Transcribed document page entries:
'''

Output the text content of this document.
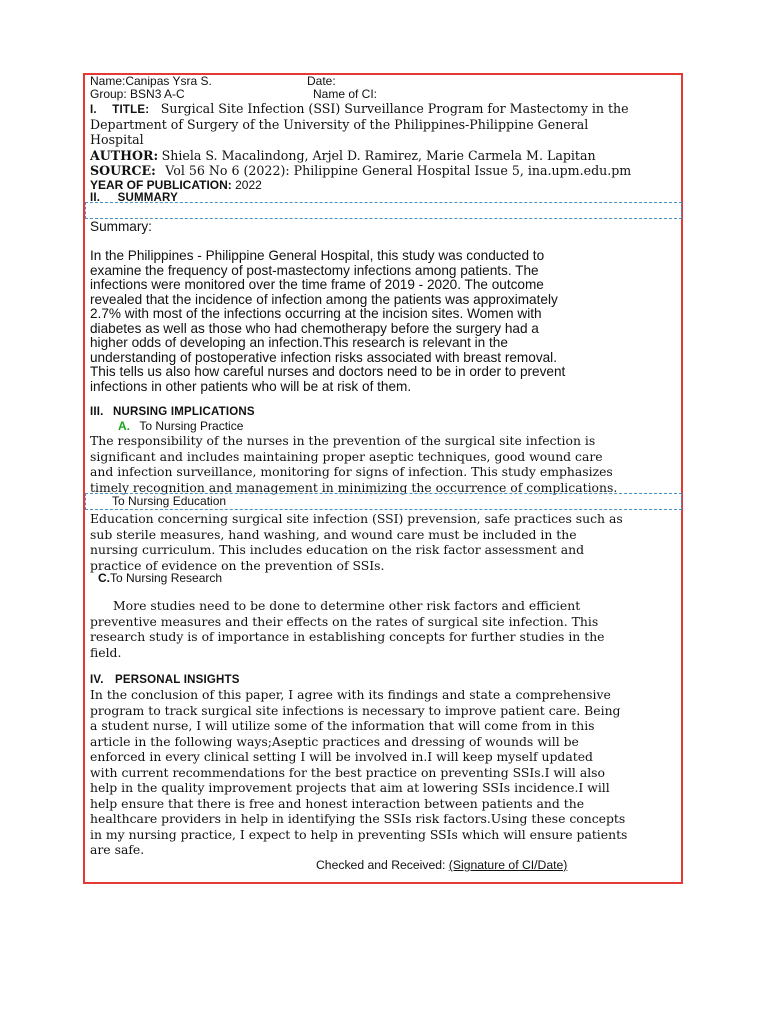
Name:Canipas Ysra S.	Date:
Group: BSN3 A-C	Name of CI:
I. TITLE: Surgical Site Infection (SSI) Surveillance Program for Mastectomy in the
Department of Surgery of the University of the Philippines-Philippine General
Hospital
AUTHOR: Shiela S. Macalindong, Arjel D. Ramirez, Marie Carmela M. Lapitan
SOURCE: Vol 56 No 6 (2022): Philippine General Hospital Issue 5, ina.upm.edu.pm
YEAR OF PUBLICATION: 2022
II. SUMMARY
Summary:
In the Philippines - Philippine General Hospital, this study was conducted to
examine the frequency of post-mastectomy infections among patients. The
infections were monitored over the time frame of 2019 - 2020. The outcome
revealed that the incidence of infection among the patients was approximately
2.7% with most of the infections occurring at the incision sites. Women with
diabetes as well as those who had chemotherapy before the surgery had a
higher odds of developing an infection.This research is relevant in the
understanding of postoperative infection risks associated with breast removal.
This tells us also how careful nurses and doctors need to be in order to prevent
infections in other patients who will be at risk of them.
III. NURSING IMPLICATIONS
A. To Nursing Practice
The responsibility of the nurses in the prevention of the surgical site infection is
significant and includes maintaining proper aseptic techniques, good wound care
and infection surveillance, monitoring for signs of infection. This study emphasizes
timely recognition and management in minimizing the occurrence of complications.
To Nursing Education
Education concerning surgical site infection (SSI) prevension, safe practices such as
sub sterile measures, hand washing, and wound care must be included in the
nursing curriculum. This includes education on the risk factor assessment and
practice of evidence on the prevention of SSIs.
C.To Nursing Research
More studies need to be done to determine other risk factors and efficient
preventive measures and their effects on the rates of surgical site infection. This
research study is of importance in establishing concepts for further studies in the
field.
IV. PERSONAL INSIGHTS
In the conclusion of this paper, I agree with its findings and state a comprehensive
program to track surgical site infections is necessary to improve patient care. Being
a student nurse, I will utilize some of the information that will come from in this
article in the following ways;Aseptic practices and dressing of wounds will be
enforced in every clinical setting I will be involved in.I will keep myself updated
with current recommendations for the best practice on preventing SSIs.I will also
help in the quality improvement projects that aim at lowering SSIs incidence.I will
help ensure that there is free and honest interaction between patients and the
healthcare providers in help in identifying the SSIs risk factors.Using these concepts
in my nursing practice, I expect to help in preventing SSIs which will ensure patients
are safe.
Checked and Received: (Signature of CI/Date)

'''
'''

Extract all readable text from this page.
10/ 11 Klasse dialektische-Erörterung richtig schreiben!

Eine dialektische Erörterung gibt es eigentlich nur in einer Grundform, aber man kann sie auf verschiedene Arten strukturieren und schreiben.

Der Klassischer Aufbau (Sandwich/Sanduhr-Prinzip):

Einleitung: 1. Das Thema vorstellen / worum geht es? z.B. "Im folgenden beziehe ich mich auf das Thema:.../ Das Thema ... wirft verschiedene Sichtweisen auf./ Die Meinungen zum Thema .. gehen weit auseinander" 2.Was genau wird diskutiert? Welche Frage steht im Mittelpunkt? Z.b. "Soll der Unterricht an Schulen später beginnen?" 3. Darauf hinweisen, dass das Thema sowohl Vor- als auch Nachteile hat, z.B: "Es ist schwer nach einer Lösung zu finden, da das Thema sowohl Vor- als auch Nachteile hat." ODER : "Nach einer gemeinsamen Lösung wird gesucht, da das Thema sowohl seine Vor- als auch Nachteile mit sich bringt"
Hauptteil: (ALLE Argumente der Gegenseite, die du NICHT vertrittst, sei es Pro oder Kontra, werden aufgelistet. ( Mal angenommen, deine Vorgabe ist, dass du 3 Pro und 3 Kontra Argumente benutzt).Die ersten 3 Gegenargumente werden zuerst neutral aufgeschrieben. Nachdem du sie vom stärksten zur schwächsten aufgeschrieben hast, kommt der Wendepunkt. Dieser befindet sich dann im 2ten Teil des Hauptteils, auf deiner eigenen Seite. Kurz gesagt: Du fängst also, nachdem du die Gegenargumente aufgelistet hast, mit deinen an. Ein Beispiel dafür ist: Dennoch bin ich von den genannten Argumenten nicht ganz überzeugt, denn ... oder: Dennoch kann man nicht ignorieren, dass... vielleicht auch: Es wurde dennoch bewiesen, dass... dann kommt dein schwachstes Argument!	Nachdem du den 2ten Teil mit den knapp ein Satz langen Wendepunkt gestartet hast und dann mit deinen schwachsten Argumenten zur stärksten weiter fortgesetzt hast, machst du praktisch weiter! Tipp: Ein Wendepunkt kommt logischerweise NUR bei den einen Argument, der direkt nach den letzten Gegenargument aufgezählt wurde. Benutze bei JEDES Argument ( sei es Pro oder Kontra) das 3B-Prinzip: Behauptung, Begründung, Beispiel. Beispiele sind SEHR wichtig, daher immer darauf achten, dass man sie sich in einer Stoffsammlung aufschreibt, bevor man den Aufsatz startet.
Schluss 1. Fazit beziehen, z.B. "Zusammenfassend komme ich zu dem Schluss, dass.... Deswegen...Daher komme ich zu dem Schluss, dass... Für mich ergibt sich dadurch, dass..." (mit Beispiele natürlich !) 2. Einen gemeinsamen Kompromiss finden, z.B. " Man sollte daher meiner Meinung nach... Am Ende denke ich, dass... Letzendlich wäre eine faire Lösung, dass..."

'''
'''

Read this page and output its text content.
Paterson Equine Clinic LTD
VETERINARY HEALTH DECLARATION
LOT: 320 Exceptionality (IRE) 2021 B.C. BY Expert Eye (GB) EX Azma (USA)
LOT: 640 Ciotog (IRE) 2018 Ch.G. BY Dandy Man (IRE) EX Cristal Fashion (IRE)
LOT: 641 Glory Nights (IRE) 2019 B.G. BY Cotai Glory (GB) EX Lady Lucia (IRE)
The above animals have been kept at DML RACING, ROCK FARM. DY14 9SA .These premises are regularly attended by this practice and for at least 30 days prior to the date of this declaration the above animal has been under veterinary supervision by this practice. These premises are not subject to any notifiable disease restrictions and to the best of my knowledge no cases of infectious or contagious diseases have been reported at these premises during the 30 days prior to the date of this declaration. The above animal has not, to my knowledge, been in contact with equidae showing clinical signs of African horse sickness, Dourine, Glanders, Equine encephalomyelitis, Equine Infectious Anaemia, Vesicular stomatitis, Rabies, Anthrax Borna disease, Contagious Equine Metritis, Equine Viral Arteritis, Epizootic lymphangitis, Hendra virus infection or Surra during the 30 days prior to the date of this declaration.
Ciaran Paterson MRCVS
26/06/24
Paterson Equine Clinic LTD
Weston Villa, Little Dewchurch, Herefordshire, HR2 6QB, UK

'''

# [Work instruction]
For the word "clinical", count the lines of the data that contain it and state only that count.

# [Exercise answer]
2